• [GOAL OF THE EXERCISE]: Any pictures in the records below should be skipped; write out everything else exactly.

• [EXTRACTED ENTRIES]:
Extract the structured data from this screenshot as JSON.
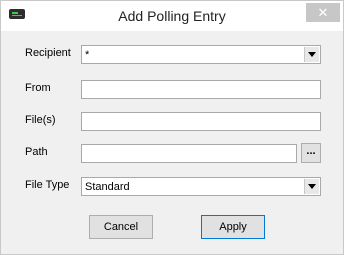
{
  "window": {
    "title": "Add Polling Entry",
    "close_glyph": "✕",
    "app_icon": "terminal-app-icon"
  },
  "form": {
    "recipient": {
      "label": "Recipient",
      "value": "*"
    },
    "from": {
      "label": "From",
      "value": ""
    },
    "files": {
      "label": "File(s)",
      "value": ""
    },
    "path": {
      "label": "Path",
      "value": "",
      "browse_label": "..."
    },
    "file_type": {
      "label": "File Type",
      "value": "Standard"
    }
  },
  "buttons": {
    "cancel": "Cancel",
    "apply": "Apply"
  }
}
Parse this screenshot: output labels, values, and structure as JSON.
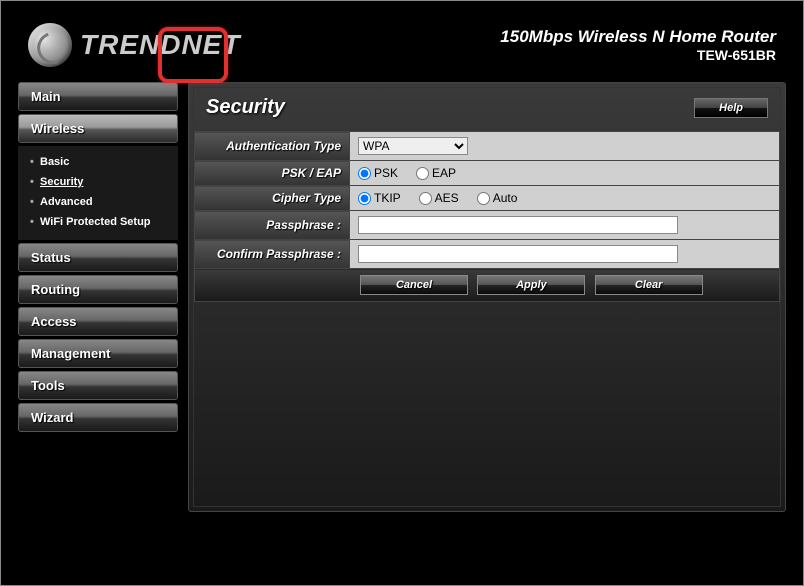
{
  "header": {
    "brand": "TRENDNET",
    "title": "150Mbps Wireless N Home Router",
    "model": "TEW-651BR"
  },
  "nav": {
    "items": [
      "Main",
      "Wireless",
      "Status",
      "Routing",
      "Access",
      "Management",
      "Tools",
      "Wizard"
    ],
    "wireless_sub": [
      "Basic",
      "Security",
      "Advanced",
      "WiFi Protected Setup"
    ]
  },
  "main": {
    "title": "Security",
    "help": "Help"
  },
  "form": {
    "auth_label": "Authentication Type",
    "auth_value": "WPA",
    "psk_eap_label": "PSK / EAP",
    "psk_option": "PSK",
    "eap_option": "EAP",
    "cipher_label": "Cipher Type",
    "tkip_option": "TKIP",
    "aes_option": "AES",
    "auto_option": "Auto",
    "passphrase_label": "Passphrase :",
    "confirm_label": "Confirm Passphrase :",
    "passphrase_value": "",
    "confirm_value": ""
  },
  "buttons": {
    "cancel": "Cancel",
    "apply": "Apply",
    "clear": "Clear"
  }
}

• [THE SOLUTION]:
Extract the structured data from this screenshot as JSON.
{
  "window": {
    "title": "Add Polling Entry",
    "close_glyph": "✕",
    "app_icon": "terminal-app-icon"
  },
  "form": {
    "recipient": {
      "label": "Recipient",
      "value": "*"
    },
    "from": {
      "label": "From",
      "value": ""
    },
    "files": {
      "label": "File(s)",
      "value": ""
    },
    "path": {
      "label": "Path",
      "value": "",
      "browse_label": "..."
    },
    "file_type": {
      "label": "File Type",
      "value": "Standard"
    }
  },
  "buttons": {
    "cancel": "Cancel",
    "apply": "Apply"
  }
}
Parse this screenshot: output labels, values, and structure as JSON.
{
  "header": {
    "brand": "TRENDNET",
    "title": "150Mbps Wireless N Home Router",
    "model": "TEW-651BR"
  },
  "nav": {
    "items": [
      "Main",
      "Wireless",
      "Status",
      "Routing",
      "Access",
      "Management",
      "Tools",
      "Wizard"
    ],
    "wireless_sub": [
      "Basic",
      "Security",
      "Advanced",
      "WiFi Protected Setup"
    ]
  },
  "main": {
    "title": "Security",
    "help": "Help"
  },
  "form": {
    "auth_label": "Authentication Type",
    "auth_value": "WPA",
    "psk_eap_label": "PSK / EAP",
    "psk_option": "PSK",
    "eap_option": "EAP",
    "cipher_label": "Cipher Type",
    "tkip_option": "TKIP",
    "aes_option": "AES",
    "auto_option": "Auto",
    "passphrase_label": "Passphrase :",
    "confirm_label": "Confirm Passphrase :",
    "passphrase_value": "",
    "confirm_value": ""
  },
  "buttons": {
    "cancel": "Cancel",
    "apply": "Apply",
    "clear": "Clear"
  }
}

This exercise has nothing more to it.